» **Exercise prompt**
Count lines holding the string "Theta" in the data that follows. Reply with one number only.

[Dataset rows]

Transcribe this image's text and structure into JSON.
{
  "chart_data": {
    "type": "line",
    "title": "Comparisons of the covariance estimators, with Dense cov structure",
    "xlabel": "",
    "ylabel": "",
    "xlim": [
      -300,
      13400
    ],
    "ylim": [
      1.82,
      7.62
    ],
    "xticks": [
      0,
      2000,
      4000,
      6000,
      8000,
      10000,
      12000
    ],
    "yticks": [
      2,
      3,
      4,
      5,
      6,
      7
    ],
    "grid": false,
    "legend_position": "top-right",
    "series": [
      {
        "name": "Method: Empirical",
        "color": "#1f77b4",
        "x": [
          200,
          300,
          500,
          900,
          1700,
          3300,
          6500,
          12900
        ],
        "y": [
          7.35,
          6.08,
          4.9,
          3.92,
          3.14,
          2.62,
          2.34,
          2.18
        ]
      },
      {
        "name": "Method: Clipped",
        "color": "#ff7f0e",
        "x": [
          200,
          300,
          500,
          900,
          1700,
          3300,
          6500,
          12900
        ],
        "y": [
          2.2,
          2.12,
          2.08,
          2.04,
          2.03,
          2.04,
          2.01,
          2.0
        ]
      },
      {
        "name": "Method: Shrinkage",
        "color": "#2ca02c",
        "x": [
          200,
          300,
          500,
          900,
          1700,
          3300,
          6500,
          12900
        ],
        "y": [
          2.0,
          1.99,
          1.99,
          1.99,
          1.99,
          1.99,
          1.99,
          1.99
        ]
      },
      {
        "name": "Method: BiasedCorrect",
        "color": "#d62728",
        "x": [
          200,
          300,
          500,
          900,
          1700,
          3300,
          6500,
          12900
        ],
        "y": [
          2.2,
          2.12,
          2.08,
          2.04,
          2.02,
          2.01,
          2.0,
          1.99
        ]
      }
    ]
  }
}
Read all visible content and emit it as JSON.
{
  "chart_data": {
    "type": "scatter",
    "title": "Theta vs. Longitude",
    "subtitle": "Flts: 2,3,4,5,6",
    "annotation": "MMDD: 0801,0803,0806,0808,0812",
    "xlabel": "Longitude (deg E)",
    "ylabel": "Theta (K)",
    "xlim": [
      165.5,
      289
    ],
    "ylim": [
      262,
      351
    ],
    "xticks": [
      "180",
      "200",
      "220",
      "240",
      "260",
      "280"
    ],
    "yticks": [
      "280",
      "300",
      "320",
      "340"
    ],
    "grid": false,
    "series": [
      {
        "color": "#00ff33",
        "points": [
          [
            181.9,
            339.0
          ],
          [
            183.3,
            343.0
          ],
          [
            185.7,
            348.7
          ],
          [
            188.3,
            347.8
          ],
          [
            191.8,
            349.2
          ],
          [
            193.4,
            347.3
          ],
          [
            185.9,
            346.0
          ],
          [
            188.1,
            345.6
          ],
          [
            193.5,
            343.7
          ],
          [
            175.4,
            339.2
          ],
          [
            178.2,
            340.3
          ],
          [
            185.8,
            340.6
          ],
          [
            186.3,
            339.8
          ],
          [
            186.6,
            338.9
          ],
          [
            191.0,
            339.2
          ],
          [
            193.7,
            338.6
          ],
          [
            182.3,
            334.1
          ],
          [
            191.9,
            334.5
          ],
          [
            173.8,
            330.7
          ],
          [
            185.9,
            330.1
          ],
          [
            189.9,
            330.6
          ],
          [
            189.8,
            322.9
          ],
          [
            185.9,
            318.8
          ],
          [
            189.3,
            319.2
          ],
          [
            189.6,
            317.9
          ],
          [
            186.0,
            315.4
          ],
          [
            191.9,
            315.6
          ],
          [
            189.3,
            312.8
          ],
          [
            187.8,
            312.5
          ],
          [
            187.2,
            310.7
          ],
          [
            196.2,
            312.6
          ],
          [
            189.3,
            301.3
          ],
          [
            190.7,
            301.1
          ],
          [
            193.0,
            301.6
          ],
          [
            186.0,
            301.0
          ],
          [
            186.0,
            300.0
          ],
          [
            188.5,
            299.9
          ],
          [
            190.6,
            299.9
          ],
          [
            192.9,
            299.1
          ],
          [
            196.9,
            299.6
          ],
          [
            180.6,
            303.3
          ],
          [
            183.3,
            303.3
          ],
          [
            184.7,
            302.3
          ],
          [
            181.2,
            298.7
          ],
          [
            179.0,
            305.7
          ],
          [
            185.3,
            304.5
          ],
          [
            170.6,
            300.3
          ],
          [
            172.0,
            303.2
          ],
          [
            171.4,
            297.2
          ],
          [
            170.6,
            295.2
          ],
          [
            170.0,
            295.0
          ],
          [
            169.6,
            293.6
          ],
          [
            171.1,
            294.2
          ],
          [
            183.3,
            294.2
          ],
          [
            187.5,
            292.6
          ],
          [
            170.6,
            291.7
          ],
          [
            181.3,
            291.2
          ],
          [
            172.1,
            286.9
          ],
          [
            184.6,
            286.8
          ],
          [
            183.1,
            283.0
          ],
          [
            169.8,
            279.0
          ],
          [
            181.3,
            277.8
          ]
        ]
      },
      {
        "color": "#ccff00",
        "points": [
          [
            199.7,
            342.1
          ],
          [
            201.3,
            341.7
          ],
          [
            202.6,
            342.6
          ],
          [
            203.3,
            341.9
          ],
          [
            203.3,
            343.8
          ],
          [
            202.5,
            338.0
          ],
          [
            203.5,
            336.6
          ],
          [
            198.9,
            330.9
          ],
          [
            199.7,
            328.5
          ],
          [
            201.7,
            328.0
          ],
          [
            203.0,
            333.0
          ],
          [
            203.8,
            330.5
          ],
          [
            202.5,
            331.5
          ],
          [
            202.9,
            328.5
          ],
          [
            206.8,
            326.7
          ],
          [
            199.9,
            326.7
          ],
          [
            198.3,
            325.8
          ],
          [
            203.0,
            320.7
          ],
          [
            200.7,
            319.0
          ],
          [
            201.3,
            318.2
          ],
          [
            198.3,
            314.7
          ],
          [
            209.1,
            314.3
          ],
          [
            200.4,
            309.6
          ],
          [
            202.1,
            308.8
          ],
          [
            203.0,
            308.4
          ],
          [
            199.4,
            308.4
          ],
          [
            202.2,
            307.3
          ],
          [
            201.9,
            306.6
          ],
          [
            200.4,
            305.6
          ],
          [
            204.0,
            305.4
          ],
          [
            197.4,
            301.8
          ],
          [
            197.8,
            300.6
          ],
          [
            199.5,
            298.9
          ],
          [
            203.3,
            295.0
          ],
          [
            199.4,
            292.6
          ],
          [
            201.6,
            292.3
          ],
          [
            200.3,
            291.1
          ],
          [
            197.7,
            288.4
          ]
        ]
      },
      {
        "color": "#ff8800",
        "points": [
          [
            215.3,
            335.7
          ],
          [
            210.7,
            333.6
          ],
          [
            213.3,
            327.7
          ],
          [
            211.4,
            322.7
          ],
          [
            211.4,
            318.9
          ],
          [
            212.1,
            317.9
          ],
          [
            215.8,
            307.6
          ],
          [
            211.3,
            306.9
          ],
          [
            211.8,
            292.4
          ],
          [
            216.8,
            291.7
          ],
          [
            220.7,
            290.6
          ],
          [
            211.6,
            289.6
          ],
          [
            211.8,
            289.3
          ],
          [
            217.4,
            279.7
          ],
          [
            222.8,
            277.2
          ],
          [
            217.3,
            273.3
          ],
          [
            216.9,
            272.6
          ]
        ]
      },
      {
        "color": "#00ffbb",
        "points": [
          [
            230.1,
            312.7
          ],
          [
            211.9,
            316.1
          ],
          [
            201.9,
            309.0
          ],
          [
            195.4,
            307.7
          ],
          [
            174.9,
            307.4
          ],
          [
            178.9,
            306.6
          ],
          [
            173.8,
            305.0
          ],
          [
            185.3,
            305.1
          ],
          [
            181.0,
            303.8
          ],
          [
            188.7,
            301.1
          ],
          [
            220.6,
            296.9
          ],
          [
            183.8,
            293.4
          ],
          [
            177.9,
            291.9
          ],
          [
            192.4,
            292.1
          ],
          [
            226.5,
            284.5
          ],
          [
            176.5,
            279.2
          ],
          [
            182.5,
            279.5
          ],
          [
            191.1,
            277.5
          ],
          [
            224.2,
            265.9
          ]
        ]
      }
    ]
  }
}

» **Solution to this problem**
2